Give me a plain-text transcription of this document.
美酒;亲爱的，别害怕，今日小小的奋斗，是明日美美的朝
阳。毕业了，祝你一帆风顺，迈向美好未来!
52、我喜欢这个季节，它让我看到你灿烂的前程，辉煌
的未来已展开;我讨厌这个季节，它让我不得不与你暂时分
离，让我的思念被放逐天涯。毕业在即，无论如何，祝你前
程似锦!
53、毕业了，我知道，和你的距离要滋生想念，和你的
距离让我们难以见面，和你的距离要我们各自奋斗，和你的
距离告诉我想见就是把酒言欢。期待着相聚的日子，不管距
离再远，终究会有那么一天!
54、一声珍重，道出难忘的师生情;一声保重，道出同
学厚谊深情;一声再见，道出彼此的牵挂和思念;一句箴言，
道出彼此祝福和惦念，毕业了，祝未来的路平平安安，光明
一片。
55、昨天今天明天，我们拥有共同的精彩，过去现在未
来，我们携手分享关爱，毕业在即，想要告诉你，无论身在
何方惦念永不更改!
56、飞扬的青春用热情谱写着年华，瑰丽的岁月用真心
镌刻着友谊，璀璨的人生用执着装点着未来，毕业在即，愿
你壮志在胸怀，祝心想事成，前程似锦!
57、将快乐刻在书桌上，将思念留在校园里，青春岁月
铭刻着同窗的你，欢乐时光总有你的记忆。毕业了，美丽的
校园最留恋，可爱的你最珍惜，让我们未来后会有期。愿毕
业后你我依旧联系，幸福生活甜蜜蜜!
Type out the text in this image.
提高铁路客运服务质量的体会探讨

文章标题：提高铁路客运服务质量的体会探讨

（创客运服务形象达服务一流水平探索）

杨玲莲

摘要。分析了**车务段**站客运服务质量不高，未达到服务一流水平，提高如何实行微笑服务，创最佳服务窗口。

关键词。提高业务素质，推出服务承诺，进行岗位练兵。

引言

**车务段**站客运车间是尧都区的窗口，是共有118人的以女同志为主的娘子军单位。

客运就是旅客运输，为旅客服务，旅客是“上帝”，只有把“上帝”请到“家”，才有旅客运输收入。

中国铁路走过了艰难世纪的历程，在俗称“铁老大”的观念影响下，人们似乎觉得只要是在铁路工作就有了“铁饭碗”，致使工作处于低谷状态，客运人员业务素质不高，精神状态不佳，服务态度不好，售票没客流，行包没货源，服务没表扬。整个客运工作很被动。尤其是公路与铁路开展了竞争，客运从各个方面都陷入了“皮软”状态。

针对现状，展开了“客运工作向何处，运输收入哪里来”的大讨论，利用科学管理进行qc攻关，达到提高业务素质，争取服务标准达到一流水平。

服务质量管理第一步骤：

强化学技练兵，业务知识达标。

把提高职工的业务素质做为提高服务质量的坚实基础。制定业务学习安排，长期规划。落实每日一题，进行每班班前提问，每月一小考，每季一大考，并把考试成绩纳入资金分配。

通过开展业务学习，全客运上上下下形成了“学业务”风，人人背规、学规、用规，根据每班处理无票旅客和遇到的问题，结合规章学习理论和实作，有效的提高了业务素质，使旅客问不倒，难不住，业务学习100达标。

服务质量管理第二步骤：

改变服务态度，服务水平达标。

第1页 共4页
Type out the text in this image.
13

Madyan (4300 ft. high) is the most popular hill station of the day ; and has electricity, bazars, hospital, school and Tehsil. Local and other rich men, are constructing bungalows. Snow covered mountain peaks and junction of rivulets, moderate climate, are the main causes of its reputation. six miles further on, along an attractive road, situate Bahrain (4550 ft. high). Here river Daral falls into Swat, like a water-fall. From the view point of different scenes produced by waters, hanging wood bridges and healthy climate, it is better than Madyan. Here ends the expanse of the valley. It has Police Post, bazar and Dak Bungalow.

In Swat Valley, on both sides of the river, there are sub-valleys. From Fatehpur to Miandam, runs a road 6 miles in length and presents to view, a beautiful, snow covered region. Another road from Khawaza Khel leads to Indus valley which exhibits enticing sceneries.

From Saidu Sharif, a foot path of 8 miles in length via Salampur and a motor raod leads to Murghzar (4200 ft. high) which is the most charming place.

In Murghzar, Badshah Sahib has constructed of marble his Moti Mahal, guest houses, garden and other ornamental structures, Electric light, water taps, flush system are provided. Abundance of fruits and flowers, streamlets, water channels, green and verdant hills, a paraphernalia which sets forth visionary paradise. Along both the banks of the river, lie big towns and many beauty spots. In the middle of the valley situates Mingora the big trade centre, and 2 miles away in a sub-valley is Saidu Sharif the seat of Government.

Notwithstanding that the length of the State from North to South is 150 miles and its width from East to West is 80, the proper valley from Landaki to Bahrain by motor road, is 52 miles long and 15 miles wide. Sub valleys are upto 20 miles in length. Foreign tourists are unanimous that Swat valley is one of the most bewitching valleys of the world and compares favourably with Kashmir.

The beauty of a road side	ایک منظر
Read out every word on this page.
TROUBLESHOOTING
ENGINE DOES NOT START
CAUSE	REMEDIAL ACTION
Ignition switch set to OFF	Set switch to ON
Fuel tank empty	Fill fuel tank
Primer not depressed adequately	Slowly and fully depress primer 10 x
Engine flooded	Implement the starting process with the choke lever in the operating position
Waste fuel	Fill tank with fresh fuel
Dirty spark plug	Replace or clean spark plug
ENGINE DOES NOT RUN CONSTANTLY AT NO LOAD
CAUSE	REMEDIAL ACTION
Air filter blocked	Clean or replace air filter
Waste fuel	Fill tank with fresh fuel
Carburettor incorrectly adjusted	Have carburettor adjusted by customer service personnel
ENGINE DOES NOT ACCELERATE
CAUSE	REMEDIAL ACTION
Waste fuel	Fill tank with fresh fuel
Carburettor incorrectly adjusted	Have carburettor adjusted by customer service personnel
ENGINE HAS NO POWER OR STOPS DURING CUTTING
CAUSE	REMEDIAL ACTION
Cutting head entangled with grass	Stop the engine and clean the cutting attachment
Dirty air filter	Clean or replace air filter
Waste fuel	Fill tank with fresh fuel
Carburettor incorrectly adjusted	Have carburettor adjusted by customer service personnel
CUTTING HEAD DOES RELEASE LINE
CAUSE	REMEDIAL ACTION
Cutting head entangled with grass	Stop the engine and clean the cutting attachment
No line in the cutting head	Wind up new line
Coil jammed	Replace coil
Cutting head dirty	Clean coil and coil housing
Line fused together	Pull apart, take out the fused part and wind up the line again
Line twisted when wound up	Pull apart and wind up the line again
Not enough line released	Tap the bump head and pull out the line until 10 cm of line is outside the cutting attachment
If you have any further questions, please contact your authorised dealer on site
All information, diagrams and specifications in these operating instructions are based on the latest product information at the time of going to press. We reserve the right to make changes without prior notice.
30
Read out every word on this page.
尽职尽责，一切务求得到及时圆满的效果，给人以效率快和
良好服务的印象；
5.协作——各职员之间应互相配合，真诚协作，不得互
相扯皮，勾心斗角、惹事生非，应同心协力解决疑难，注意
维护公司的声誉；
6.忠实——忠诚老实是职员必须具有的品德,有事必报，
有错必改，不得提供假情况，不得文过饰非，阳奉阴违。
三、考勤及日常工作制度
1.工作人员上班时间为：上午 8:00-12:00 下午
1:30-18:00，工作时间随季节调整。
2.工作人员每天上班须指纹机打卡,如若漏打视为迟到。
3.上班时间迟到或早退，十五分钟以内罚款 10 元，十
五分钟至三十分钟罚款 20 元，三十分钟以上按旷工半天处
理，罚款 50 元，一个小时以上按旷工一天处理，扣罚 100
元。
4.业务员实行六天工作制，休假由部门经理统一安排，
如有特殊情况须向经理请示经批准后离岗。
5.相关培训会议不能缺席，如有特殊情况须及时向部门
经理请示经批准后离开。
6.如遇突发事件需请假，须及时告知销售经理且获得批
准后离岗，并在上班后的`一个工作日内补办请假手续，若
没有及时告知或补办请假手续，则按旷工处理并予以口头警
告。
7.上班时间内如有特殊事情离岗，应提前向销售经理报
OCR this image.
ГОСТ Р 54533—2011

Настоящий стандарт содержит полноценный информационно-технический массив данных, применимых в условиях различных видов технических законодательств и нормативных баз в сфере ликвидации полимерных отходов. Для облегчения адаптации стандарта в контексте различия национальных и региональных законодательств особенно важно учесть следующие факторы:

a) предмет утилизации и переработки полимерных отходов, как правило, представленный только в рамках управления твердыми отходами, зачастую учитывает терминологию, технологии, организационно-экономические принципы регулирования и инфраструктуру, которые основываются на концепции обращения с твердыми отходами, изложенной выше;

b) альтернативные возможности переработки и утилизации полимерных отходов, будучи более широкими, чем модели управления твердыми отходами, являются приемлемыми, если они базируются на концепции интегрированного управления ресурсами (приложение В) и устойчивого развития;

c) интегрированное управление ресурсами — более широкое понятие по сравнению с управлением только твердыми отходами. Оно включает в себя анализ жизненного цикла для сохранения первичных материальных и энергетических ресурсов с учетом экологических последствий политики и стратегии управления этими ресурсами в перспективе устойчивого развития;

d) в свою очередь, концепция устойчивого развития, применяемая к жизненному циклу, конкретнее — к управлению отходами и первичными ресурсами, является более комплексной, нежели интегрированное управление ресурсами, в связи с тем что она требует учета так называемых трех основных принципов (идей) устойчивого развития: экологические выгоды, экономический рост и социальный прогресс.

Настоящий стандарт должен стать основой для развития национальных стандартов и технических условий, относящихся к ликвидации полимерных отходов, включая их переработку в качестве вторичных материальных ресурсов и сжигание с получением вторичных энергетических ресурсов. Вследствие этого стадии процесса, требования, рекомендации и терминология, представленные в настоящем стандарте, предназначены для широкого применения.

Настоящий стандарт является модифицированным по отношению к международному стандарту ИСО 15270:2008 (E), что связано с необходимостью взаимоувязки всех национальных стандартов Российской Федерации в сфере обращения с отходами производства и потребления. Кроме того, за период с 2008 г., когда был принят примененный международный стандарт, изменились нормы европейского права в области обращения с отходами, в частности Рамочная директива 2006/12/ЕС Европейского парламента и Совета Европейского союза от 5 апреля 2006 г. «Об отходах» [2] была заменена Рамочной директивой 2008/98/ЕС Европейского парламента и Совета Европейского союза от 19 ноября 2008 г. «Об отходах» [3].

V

|---|

Written request ->
Extract every line above containing the word "leads".

Solution to this exercise ->
In Swat Valley, on both sides of the river, there are sub-valleys. From Fatehpur to Miandam, runs a road 6 miles in length and presents to view, a beautiful, snow covered region. Another road from Khawaza Khel leads to Indus valley which exhibits enticing sceneries.
From Saidu Sharif, a foot path of 8 miles in length via Salampur and a motor raod leads to Murghzar (4200 ft. high) which is the most charming place.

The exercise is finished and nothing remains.